What to do ▸ Extract the complete listing and output it unchanged.

Source material ▸

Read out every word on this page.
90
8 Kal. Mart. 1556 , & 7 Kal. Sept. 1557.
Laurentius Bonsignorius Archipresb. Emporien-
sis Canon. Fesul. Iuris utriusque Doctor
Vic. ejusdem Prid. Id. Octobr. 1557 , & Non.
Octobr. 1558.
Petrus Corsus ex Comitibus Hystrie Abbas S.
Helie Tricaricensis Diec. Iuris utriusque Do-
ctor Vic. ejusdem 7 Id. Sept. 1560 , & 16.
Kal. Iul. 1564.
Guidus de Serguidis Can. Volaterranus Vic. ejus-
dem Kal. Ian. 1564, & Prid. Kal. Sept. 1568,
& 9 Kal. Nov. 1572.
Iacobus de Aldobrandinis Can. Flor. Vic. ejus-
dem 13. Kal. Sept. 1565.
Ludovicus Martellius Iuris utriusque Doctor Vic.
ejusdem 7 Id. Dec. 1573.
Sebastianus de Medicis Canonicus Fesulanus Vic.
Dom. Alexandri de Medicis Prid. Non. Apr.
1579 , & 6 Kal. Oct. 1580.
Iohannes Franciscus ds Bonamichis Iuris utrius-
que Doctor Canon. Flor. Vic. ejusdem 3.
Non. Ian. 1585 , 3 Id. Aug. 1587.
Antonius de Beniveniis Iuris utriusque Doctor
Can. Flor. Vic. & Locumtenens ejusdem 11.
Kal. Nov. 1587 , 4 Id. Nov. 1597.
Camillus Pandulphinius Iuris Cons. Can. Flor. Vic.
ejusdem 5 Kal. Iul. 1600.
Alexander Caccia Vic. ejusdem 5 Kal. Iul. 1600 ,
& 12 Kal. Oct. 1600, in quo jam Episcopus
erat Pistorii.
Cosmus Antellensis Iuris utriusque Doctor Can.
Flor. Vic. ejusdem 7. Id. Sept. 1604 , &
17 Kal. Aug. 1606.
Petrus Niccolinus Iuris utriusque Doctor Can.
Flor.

Output ▸
Read out every word on this page.
90
8 Kal. Mart. 1556 , & 7 Kal. Sept. 1557.
Laurentius Bonsignorius Archipresb. Emporien-
sis Canon. Fesul. Iuris utriusque Doctor
Vic. ejusdem Prid. Id. Octobr. 1557 , & Non.
Octobr. 1558.
Petrus Corsus ex Comitibus Hystrie Abbas S.
Helie Tricaricensis Diec. Iuris utriusque Do-
ctor Vic. ejusdem 7 Id. Sept. 1560 , & 16.
Kal. Iul. 1564.
Guidus de Serguidis Can. Volaterranus Vic. ejus-
dem Kal. Ian. 1564, & Prid. Kal. Sept. 1568,
& 9 Kal. Nov. 1572.
Iacobus de Aldobrandinis Can. Flor. Vic. ejus-
dem 13. Kal. Sept. 1565.
Ludovicus Martellius Iuris utriusque Doctor Vic.
ejusdem 7 Id. Dec. 1573.
Sebastianus de Medicis Canonicus Fesulanus Vic.
Dom. Alexandri de Medicis Prid. Non. Apr.
1579 , & 6 Kal. Oct. 1580.
Iohannes Franciscus ds Bonamichis Iuris utrius-
que Doctor Canon. Flor. Vic. ejusdem 3.
Non. Ian. 1585 , 3 Id. Aug. 1587.
Antonius de Beniveniis Iuris utriusque Doctor
Can. Flor. Vic. & Locumtenens ejusdem 11.
Kal. Nov. 1587 , 4 Id. Nov. 1597.
Camillus Pandulphinius Iuris Cons. Can. Flor. Vic.
ejusdem 5 Kal. Iul. 1600.
Alexander Caccia Vic. ejusdem 5 Kal. Iul. 1600 ,
& 12 Kal. Oct. 1600, in quo jam Episcopus
erat Pistorii.
Cosmus Antellensis Iuris utriusque Doctor Can.
Flor. Vic. ejusdem 7. Id. Sept. 1604 , &
17 Kal. Aug. 1606.
Petrus Niccolinus Iuris utriusque Doctor Can.
Flor.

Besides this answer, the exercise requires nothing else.